• [TASK TO CARRY OUT]
Restate the records below word for word.

• [Collected data]
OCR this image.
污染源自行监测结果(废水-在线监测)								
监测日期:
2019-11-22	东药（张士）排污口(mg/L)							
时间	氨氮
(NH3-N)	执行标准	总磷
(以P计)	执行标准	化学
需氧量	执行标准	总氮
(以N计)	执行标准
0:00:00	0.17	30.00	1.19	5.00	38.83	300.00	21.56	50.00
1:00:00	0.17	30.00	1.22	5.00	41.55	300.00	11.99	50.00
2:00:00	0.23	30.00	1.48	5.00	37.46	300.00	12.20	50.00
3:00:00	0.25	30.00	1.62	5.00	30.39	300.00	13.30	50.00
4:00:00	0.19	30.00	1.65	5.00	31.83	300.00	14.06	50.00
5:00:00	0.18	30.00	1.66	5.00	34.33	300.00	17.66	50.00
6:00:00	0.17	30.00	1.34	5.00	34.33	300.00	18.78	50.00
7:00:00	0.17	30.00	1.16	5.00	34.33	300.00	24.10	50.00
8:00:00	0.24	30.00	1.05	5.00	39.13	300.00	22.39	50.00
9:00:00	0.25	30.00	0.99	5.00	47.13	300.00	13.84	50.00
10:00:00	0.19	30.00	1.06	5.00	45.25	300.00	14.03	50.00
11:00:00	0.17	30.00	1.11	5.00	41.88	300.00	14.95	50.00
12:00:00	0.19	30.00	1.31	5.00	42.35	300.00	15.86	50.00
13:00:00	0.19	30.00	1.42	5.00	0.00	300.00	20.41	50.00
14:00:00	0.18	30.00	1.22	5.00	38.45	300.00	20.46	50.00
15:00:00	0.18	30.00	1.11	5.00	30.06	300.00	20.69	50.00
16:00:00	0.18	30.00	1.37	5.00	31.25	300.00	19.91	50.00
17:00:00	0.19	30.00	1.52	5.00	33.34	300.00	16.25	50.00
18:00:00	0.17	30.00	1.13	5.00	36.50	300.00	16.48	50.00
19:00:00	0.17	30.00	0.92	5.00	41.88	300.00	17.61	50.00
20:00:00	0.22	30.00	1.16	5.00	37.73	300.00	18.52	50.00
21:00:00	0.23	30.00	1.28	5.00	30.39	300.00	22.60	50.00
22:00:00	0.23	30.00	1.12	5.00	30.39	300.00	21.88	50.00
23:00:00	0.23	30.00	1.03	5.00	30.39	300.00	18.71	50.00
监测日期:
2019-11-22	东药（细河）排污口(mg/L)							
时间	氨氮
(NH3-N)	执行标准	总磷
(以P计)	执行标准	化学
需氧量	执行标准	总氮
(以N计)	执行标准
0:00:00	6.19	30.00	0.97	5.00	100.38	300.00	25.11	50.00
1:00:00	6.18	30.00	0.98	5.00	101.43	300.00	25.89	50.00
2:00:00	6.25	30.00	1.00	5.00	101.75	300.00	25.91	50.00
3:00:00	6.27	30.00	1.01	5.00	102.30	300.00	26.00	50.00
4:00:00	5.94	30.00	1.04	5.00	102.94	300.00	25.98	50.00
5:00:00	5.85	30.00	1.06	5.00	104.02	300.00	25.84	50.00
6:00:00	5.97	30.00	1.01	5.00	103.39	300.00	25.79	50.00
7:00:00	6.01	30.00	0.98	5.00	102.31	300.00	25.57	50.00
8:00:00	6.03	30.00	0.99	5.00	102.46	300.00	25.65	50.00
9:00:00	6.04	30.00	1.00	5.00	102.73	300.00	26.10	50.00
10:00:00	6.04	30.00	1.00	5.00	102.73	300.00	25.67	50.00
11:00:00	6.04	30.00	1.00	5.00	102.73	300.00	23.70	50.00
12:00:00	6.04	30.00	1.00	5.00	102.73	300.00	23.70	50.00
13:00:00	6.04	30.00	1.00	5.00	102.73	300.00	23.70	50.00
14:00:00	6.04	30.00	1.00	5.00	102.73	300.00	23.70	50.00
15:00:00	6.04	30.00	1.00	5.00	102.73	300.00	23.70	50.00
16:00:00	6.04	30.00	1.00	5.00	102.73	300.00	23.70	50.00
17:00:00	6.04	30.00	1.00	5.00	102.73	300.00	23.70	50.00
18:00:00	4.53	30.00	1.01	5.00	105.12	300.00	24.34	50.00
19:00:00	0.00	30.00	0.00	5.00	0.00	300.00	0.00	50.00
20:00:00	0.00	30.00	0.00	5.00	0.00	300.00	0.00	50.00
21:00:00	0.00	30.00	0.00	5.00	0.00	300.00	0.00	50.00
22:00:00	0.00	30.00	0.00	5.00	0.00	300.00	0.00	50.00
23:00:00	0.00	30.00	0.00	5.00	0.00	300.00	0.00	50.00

• [THE RESPONSE]
OCR this image.
污染源自行监测结果(废水-在线监测)								
监测日期:
2019-11-22	东药（张士）排污口(mg/L)							
时间	氨氮
(NH3-N)	执行标准	总磷
(以P计)	执行标准	化学
需氧量	执行标准	总氮
(以N计)	执行标准
0:00:00	0.17	30.00	1.19	5.00	38.83	300.00	21.56	50.00
1:00:00	0.17	30.00	1.22	5.00	41.55	300.00	11.99	50.00
2:00:00	0.23	30.00	1.48	5.00	37.46	300.00	12.20	50.00
3:00:00	0.25	30.00	1.62	5.00	30.39	300.00	13.30	50.00
4:00:00	0.19	30.00	1.65	5.00	31.83	300.00	14.06	50.00
5:00:00	0.18	30.00	1.66	5.00	34.33	300.00	17.66	50.00
6:00:00	0.17	30.00	1.34	5.00	34.33	300.00	18.78	50.00
7:00:00	0.17	30.00	1.16	5.00	34.33	300.00	24.10	50.00
8:00:00	0.24	30.00	1.05	5.00	39.13	300.00	22.39	50.00
9:00:00	0.25	30.00	0.99	5.00	47.13	300.00	13.84	50.00
10:00:00	0.19	30.00	1.06	5.00	45.25	300.00	14.03	50.00
11:00:00	0.17	30.00	1.11	5.00	41.88	300.00	14.95	50.00
12:00:00	0.19	30.00	1.31	5.00	42.35	300.00	15.86	50.00
13:00:00	0.19	30.00	1.42	5.00	0.00	300.00	20.41	50.00
14:00:00	0.18	30.00	1.22	5.00	38.45	300.00	20.46	50.00
15:00:00	0.18	30.00	1.11	5.00	30.06	300.00	20.69	50.00
16:00:00	0.18	30.00	1.37	5.00	31.25	300.00	19.91	50.00
17:00:00	0.19	30.00	1.52	5.00	33.34	300.00	16.25	50.00
18:00:00	0.17	30.00	1.13	5.00	36.50	300.00	16.48	50.00
19:00:00	0.17	30.00	0.92	5.00	41.88	300.00	17.61	50.00
20:00:00	0.22	30.00	1.16	5.00	37.73	300.00	18.52	50.00
21:00:00	0.23	30.00	1.28	5.00	30.39	300.00	22.60	50.00
22:00:00	0.23	30.00	1.12	5.00	30.39	300.00	21.88	50.00
23:00:00	0.23	30.00	1.03	5.00	30.39	300.00	18.71	50.00
监测日期:
2019-11-22	东药（细河）排污口(mg/L)							
时间	氨氮
(NH3-N)	执行标准	总磷
(以P计)	执行标准	化学
需氧量	执行标准	总氮
(以N计)	执行标准
0:00:00	6.19	30.00	0.97	5.00	100.38	300.00	25.11	50.00
1:00:00	6.18	30.00	0.98	5.00	101.43	300.00	25.89	50.00
2:00:00	6.25	30.00	1.00	5.00	101.75	300.00	25.91	50.00
3:00:00	6.27	30.00	1.01	5.00	102.30	300.00	26.00	50.00
4:00:00	5.94	30.00	1.04	5.00	102.94	300.00	25.98	50.00
5:00:00	5.85	30.00	1.06	5.00	104.02	300.00	25.84	50.00
6:00:00	5.97	30.00	1.01	5.00	103.39	300.00	25.79	50.00
7:00:00	6.01	30.00	0.98	5.00	102.31	300.00	25.57	50.00
8:00:00	6.03	30.00	0.99	5.00	102.46	300.00	25.65	50.00
9:00:00	6.04	30.00	1.00	5.00	102.73	300.00	26.10	50.00
10:00:00	6.04	30.00	1.00	5.00	102.73	300.00	25.67	50.00
11:00:00	6.04	30.00	1.00	5.00	102.73	300.00	23.70	50.00
12:00:00	6.04	30.00	1.00	5.00	102.73	300.00	23.70	50.00
13:00:00	6.04	30.00	1.00	5.00	102.73	300.00	23.70	50.00
14:00:00	6.04	30.00	1.00	5.00	102.73	300.00	23.70	50.00
15:00:00	6.04	30.00	1.00	5.00	102.73	300.00	23.70	50.00
16:00:00	6.04	30.00	1.00	5.00	102.73	300.00	23.70	50.00
17:00:00	6.04	30.00	1.00	5.00	102.73	300.00	23.70	50.00
18:00:00	4.53	30.00	1.01	5.00	105.12	300.00	24.34	50.00
19:00:00	0.00	30.00	0.00	5.00	0.00	300.00	0.00	50.00
20:00:00	0.00	30.00	0.00	5.00	0.00	300.00	0.00	50.00
21:00:00	0.00	30.00	0.00	5.00	0.00	300.00	0.00	50.00
22:00:00	0.00	30.00	0.00	5.00	0.00	300.00	0.00	50.00
23:00:00	0.00	30.00	0.00	5.00	0.00	300.00	0.00	50.00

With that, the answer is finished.